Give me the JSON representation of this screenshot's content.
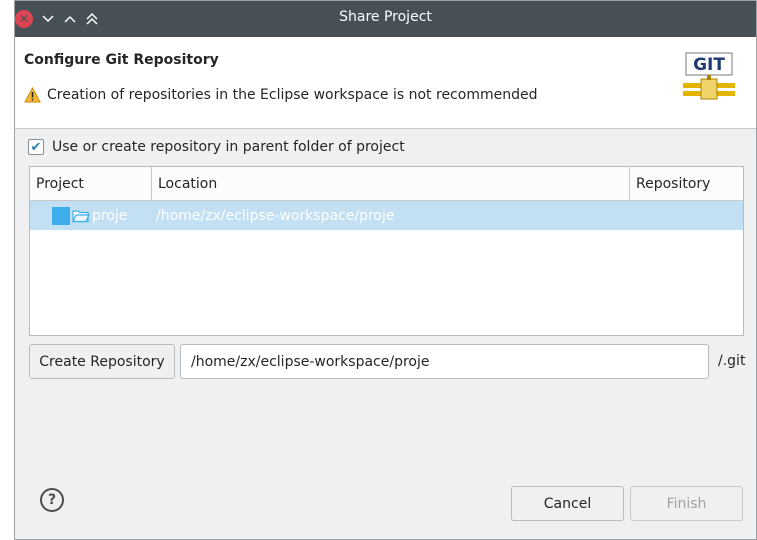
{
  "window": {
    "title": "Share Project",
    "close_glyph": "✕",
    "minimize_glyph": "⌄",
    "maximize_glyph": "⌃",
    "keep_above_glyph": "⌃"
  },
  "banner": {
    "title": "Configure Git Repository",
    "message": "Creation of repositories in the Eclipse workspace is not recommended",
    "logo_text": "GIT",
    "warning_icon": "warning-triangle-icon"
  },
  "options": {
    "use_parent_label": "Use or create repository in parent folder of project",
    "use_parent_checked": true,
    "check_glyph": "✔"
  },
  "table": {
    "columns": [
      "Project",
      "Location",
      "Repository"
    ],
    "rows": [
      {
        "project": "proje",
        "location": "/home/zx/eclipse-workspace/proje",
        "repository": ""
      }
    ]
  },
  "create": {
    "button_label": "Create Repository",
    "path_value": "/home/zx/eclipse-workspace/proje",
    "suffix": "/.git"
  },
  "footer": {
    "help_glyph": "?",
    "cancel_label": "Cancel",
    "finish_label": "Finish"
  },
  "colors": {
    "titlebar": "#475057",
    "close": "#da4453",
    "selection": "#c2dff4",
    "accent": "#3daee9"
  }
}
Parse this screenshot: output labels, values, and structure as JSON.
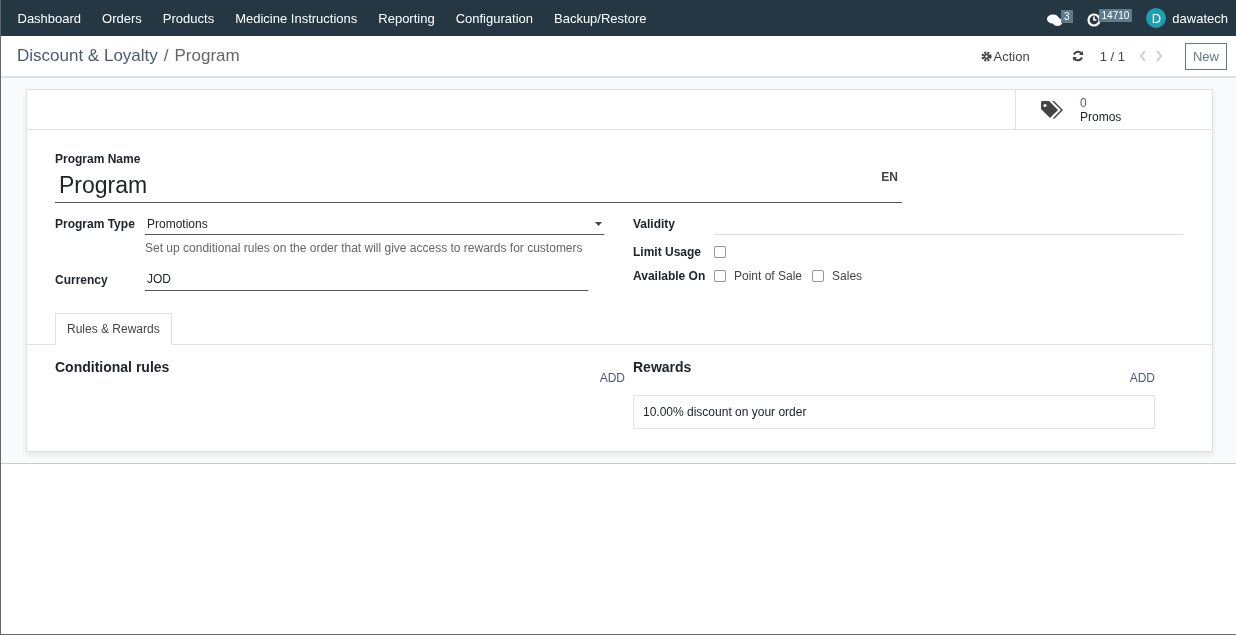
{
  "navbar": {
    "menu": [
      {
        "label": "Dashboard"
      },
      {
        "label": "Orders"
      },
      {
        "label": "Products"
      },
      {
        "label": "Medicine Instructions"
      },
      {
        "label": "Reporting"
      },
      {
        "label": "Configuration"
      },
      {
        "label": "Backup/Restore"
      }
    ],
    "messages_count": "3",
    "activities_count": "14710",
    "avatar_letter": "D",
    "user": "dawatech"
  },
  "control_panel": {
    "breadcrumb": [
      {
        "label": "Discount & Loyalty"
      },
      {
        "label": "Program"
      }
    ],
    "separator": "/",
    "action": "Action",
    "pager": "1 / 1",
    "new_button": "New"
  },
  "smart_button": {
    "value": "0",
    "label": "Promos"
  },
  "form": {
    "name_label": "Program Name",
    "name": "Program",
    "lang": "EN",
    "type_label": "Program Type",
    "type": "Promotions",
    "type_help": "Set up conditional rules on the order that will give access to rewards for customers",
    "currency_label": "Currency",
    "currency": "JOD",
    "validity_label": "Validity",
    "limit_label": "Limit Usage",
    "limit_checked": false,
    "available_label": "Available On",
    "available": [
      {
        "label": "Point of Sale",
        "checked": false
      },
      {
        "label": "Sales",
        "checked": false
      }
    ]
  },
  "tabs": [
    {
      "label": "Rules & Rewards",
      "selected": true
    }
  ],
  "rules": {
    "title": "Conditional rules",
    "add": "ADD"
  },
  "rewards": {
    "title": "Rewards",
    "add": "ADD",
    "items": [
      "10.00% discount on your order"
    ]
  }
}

▬▬▬▬▬▬▬▬▬▬

GIVEN INSTRUCTION: Write out the records above exactly as they appear, leaving out any pictures.

TASK OUTPUT:
Give me the JSON representation of this screenshot's content.
{
  "window": {
    "title": "Share Project",
    "close_glyph": "✕",
    "minimize_glyph": "⌄",
    "maximize_glyph": "⌃",
    "keep_above_glyph": "⌃"
  },
  "banner": {
    "title": "Configure Git Repository",
    "message": "Creation of repositories in the Eclipse workspace is not recommended",
    "logo_text": "GIT",
    "warning_icon": "warning-triangle-icon"
  },
  "options": {
    "use_parent_label": "Use or create repository in parent folder of project",
    "use_parent_checked": true,
    "check_glyph": "✔"
  },
  "table": {
    "columns": [
      "Project",
      "Location",
      "Repository"
    ],
    "rows": [
      {
        "project": "proje",
        "location": "/home/zx/eclipse-workspace/proje",
        "repository": ""
      }
    ]
  },
  "create": {
    "button_label": "Create Repository",
    "path_value": "/home/zx/eclipse-workspace/proje",
    "suffix": "/.git"
  },
  "footer": {
    "help_glyph": "?",
    "cancel_label": "Cancel",
    "finish_label": "Finish"
  },
  "colors": {
    "titlebar": "#475057",
    "close": "#da4453",
    "selection": "#c2dff4",
    "accent": "#3daee9"
  }
}
Parse this screenshot: output labels, values, and structure as JSON.
{
  "navbar": {
    "menu": [
      {
        "label": "Dashboard"
      },
      {
        "label": "Orders"
      },
      {
        "label": "Products"
      },
      {
        "label": "Medicine Instructions"
      },
      {
        "label": "Reporting"
      },
      {
        "label": "Configuration"
      },
      {
        "label": "Backup/Restore"
      }
    ],
    "messages_count": "3",
    "activities_count": "14710",
    "avatar_letter": "D",
    "user": "dawatech"
  },
  "control_panel": {
    "breadcrumb": [
      {
        "label": "Discount & Loyalty"
      },
      {
        "label": "Program"
      }
    ],
    "separator": "/",
    "action": "Action",
    "pager": "1 / 1",
    "new_button": "New"
  },
  "smart_button": {
    "value": "0",
    "label": "Promos"
  },
  "form": {
    "name_label": "Program Name",
    "name": "Program",
    "lang": "EN",
    "type_label": "Program Type",
    "type": "Promotions",
    "type_help": "Set up conditional rules on the order that will give access to rewards for customers",
    "currency_label": "Currency",
    "currency": "JOD",
    "validity_label": "Validity",
    "limit_label": "Limit Usage",
    "limit_checked": false,
    "available_label": "Available On",
    "available": [
      {
        "label": "Point of Sale",
        "checked": false
      },
      {
        "label": "Sales",
        "checked": false
      }
    ]
  },
  "tabs": [
    {
      "label": "Rules & Rewards",
      "selected": true
    }
  ],
  "rules": {
    "title": "Conditional rules",
    "add": "ADD"
  },
  "rewards": {
    "title": "Rewards",
    "add": "ADD",
    "items": [
      "10.00% discount on your order"
    ]
  }
}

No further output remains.